- SET TASK: Read through the records below and copy each line that uses the word "monnaies".

- ENTRIES PROVIDED:
************

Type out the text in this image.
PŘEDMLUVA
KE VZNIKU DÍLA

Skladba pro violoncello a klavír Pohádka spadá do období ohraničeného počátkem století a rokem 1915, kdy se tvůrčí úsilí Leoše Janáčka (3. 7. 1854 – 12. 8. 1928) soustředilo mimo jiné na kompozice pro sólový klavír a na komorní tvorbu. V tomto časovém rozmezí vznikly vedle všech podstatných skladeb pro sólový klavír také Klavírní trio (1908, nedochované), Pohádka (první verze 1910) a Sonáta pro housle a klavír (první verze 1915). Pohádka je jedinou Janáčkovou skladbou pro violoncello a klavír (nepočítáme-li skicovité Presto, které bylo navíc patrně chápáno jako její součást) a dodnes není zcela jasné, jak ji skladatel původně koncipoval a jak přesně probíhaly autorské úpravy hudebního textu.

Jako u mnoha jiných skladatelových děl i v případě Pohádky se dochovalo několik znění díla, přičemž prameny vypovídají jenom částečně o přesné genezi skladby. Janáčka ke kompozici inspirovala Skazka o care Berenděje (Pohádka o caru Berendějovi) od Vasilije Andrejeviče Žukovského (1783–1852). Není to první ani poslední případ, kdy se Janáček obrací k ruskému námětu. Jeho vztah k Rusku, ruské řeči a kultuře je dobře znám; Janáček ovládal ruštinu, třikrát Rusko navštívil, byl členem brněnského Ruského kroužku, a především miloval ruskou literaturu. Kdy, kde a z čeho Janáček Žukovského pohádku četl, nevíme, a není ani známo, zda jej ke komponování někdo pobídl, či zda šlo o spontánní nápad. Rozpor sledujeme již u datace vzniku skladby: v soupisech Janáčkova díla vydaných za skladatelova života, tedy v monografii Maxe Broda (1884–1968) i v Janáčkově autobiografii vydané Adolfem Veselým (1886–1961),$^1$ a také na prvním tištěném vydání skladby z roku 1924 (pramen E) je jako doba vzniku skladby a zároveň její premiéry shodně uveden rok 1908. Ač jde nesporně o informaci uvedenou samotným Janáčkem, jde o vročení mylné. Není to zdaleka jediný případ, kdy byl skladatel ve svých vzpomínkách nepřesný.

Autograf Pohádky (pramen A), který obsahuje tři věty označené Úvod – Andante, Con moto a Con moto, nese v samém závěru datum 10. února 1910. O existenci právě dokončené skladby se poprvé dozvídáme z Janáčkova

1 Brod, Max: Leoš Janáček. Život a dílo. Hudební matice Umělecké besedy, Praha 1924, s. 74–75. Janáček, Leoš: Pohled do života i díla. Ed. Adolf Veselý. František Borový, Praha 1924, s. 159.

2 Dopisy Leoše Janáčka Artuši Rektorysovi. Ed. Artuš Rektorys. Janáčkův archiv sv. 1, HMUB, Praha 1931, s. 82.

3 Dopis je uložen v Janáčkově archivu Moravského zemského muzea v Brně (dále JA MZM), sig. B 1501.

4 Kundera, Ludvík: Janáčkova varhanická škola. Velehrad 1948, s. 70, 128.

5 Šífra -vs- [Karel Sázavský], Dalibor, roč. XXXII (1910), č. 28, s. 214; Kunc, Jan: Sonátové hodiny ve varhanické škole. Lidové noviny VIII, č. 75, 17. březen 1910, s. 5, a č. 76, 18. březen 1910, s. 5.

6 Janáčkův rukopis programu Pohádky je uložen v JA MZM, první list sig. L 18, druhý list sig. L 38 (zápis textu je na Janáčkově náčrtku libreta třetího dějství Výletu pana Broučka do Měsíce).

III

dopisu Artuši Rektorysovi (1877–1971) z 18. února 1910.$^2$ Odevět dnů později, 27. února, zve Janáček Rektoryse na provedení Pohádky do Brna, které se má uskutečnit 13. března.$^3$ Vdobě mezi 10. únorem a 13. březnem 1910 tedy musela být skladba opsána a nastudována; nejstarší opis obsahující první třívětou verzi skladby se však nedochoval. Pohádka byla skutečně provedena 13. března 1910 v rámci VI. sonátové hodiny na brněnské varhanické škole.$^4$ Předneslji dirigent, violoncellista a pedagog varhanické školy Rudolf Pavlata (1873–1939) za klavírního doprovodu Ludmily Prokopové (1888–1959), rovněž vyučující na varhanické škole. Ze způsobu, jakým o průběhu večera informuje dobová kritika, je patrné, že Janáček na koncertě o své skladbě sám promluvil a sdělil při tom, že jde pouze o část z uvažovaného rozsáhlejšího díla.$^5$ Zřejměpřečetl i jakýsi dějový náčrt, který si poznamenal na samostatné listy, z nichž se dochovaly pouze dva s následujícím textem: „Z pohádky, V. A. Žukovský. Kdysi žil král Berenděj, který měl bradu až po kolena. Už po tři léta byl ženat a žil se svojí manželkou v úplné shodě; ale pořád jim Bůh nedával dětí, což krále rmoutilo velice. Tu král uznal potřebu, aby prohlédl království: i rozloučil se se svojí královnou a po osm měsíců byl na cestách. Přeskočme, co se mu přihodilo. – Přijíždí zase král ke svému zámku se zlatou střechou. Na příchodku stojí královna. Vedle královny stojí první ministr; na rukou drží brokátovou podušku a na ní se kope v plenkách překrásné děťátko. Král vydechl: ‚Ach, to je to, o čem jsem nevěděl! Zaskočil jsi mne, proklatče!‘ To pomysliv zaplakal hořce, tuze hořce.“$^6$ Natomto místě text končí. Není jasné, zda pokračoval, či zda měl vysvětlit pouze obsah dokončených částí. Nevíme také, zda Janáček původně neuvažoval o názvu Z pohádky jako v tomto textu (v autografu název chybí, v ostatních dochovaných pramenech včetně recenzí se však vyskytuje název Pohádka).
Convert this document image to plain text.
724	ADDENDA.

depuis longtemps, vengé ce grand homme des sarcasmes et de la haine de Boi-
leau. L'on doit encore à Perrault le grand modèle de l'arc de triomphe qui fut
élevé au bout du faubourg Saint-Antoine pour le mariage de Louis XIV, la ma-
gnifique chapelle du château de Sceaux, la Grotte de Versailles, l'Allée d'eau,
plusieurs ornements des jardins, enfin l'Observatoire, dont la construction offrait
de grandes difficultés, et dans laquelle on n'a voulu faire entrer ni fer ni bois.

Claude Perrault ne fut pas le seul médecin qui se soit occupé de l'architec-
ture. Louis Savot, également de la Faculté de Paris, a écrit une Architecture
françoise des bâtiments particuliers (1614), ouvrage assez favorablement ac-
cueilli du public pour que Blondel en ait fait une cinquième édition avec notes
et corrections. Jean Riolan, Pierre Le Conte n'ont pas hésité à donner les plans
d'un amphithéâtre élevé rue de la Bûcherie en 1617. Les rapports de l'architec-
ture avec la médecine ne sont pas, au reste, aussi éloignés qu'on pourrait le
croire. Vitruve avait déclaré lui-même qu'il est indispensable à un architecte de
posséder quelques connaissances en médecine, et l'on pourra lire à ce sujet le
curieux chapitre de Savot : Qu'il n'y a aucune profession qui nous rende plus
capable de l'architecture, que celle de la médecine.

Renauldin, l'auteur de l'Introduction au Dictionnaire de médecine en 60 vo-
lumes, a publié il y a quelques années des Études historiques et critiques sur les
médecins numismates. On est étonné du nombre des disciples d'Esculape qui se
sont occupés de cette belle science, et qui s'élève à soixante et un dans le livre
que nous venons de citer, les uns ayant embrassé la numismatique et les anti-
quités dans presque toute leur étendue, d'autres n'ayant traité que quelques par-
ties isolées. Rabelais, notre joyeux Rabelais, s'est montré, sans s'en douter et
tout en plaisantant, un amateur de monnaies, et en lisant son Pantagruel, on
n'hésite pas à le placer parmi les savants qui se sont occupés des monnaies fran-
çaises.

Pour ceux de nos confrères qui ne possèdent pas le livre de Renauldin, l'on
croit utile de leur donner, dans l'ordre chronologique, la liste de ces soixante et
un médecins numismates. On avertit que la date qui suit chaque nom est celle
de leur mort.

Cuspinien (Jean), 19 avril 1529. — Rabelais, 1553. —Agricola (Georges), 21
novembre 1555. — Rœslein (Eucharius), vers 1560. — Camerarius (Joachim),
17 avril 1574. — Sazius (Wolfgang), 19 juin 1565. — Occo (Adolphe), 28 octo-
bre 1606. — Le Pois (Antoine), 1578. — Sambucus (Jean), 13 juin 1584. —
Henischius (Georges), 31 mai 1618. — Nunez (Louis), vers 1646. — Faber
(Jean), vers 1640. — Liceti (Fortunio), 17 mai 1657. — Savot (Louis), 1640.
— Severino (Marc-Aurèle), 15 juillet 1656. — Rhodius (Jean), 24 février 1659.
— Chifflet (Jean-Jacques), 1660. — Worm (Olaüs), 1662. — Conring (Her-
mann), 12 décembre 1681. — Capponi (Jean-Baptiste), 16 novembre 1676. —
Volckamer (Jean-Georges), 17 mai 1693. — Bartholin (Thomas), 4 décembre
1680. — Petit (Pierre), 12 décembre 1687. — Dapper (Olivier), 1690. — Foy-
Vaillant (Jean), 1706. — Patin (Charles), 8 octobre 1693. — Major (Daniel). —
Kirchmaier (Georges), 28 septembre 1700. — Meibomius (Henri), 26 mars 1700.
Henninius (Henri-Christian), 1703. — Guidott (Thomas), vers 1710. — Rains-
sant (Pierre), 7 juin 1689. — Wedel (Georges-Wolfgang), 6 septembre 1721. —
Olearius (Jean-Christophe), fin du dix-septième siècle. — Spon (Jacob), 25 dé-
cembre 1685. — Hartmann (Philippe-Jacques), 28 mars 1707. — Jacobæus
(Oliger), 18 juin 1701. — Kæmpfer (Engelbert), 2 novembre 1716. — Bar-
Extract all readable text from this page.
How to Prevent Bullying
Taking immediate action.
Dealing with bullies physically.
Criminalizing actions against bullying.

************

- WRITTEN SOLUTION:
tout en plaisantant, un amateur de monnaies, et en lisant son Pantagruel, on
n'hésite pas à le placer parmi les savants qui se sont occupés des monnaies fran-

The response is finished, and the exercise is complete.